#### [Directions]
Copy everything in the listing below word for word, apart from any images.

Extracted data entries
[BEGIN]

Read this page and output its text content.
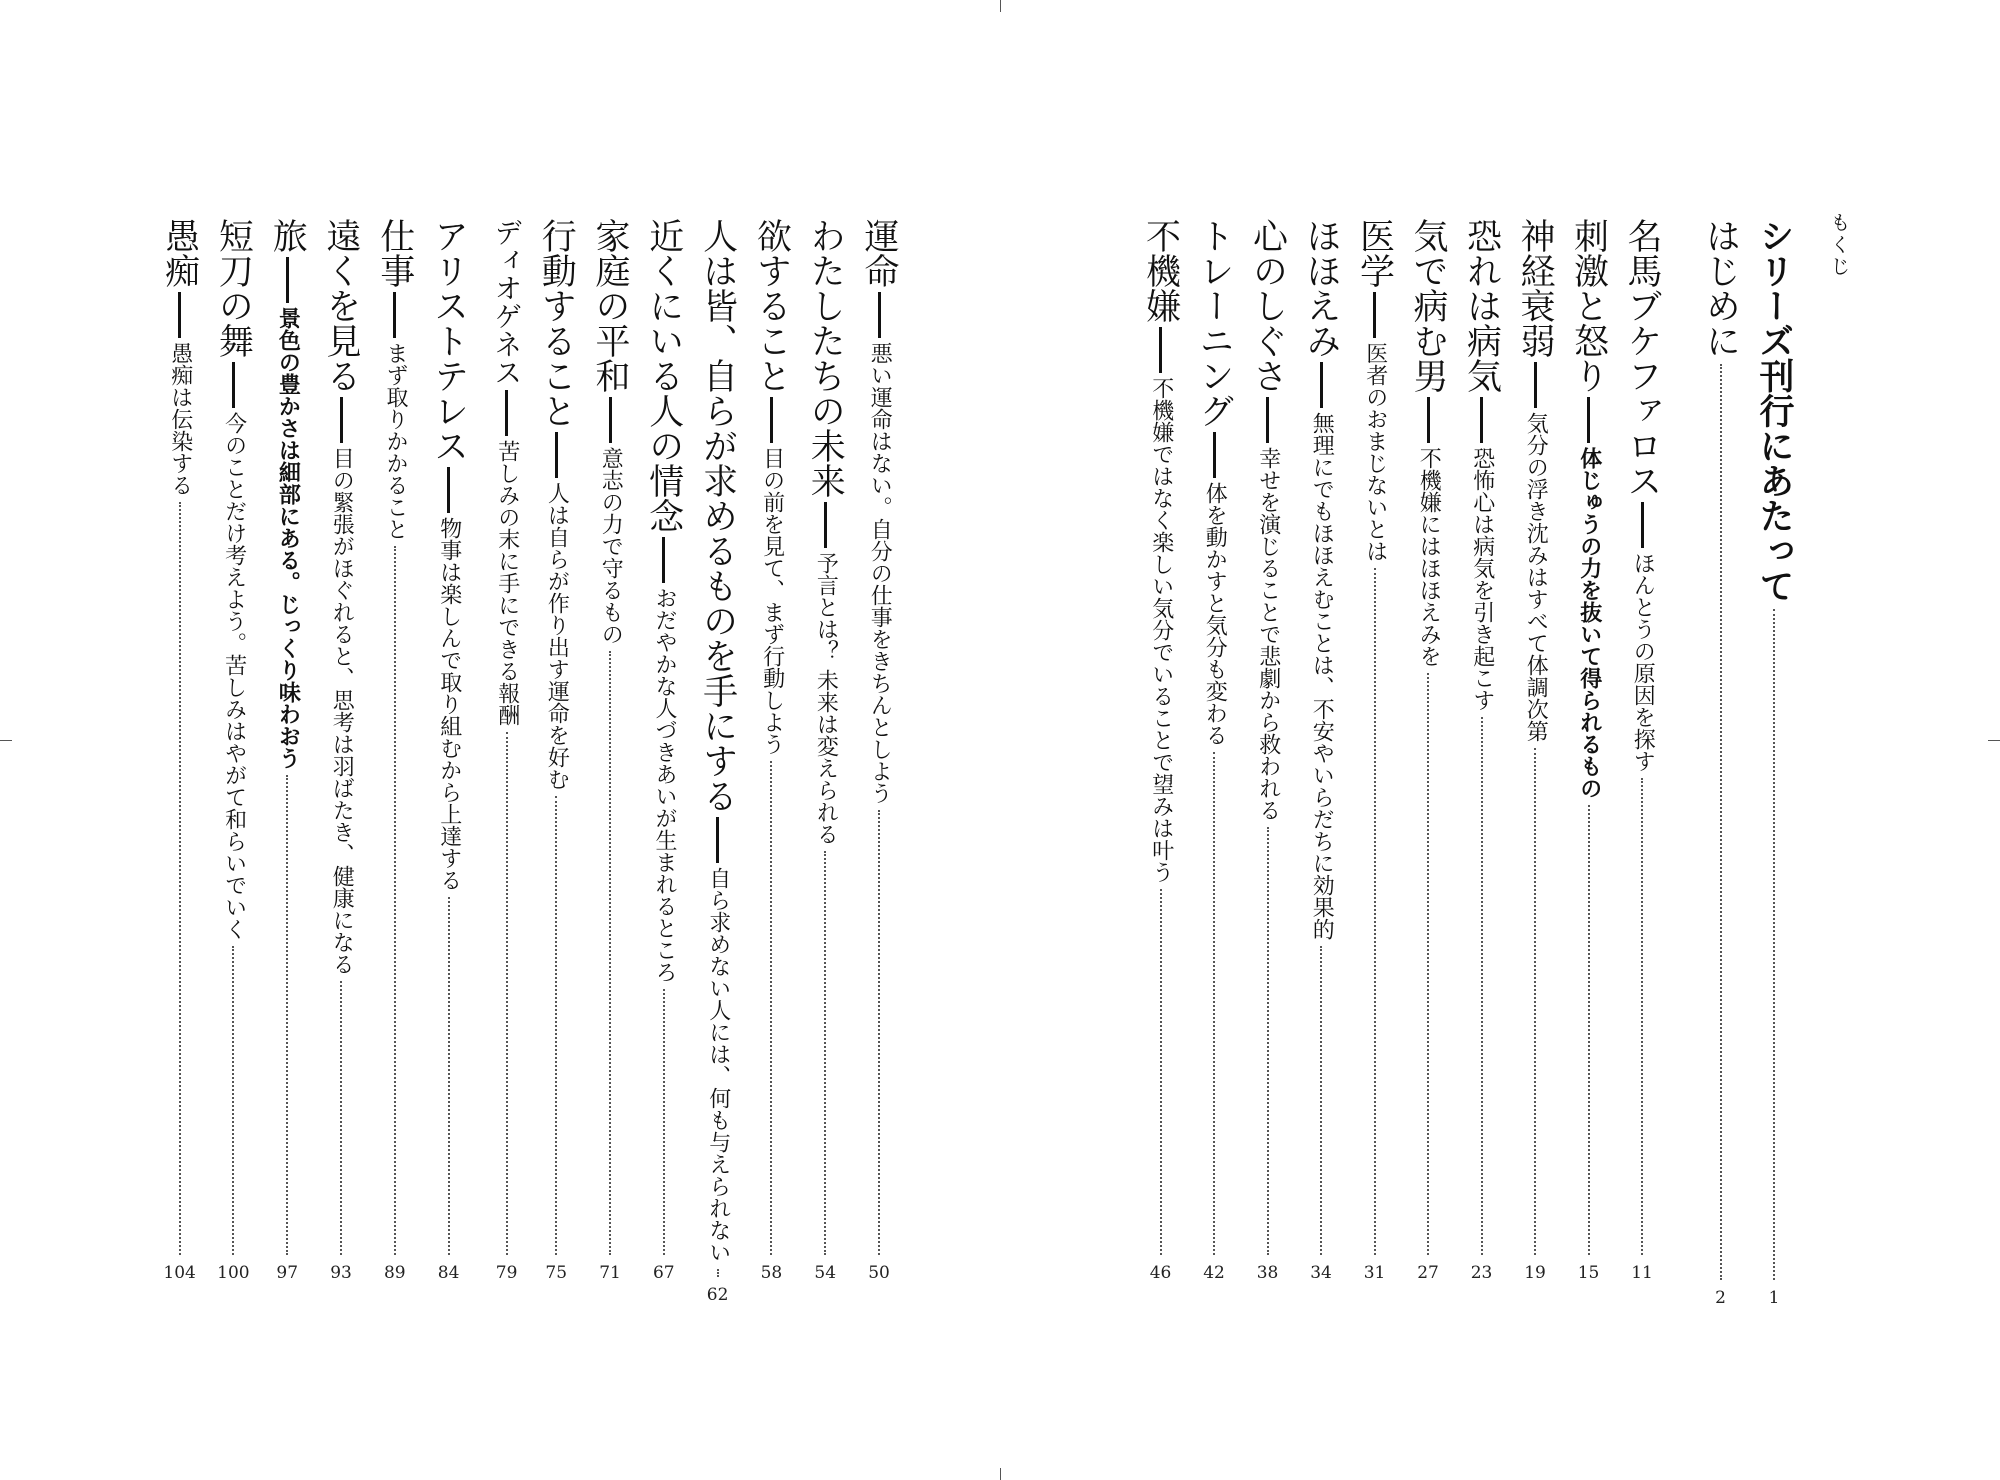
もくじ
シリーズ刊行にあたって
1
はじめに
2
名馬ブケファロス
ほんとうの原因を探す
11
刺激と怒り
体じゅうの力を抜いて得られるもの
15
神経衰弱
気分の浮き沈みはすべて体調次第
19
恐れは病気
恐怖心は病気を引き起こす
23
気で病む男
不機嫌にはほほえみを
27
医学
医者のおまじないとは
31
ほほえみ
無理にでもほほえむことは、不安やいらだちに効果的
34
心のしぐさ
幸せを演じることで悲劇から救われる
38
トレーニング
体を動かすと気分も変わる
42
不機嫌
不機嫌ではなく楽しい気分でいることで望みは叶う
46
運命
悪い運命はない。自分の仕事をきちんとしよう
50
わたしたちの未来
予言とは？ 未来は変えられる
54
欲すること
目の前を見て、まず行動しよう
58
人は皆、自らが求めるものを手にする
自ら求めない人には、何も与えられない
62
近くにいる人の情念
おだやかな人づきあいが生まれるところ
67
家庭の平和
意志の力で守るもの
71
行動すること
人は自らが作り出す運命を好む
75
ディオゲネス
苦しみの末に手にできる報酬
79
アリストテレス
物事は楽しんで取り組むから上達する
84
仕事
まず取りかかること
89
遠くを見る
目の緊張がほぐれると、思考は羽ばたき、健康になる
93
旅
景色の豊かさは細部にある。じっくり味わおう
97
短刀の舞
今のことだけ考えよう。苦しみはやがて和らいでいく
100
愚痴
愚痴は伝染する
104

[END]

#### [Result below]
Read this page and output its text content.
もくじ
シリーズ刊行にあたって
1
はじめに
2
名馬ブケファロス
ほんとうの原因を探す
11
刺激と怒り
体じゅうの力を抜いて得られるもの
15
神経衰弱
気分の浮き沈みはすべて体調次第
19
恐れは病気
恐怖心は病気を引き起こす
23
気で病む男
不機嫌にはほほえみを
27
医学
医者のおまじないとは
31
ほほえみ
無理にでもほほえむことは、不安やいらだちに効果的
34
心のしぐさ
幸せを演じることで悲劇から救われる
38
トレーニング
体を動かすと気分も変わる
42
不機嫌
不機嫌ではなく楽しい気分でいることで望みは叶う
46
運命
悪い運命はない。自分の仕事をきちんとしよう
50
わたしたちの未来
予言とは？ 未来は変えられる
54
欲すること
目の前を見て、まず行動しよう
58
人は皆、自らが求めるものを手にする
自ら求めない人には、何も与えられない
62
近くにいる人の情念
おだやかな人づきあいが生まれるところ
67
家庭の平和
意志の力で守るもの
71
行動すること
人は自らが作り出す運命を好む
75
ディオゲネス
苦しみの末に手にできる報酬
79
アリストテレス
物事は楽しんで取り組むから上達する
84
仕事
まず取りかかること
89
遠くを見る
目の緊張がほぐれると、思考は羽ばたき、健康になる
93
旅
景色の豊かさは細部にある。じっくり味わおう
97
短刀の舞
今のことだけ考えよう。苦しみはやがて和らいでいく
100
愚痴
愚痴は伝染する
104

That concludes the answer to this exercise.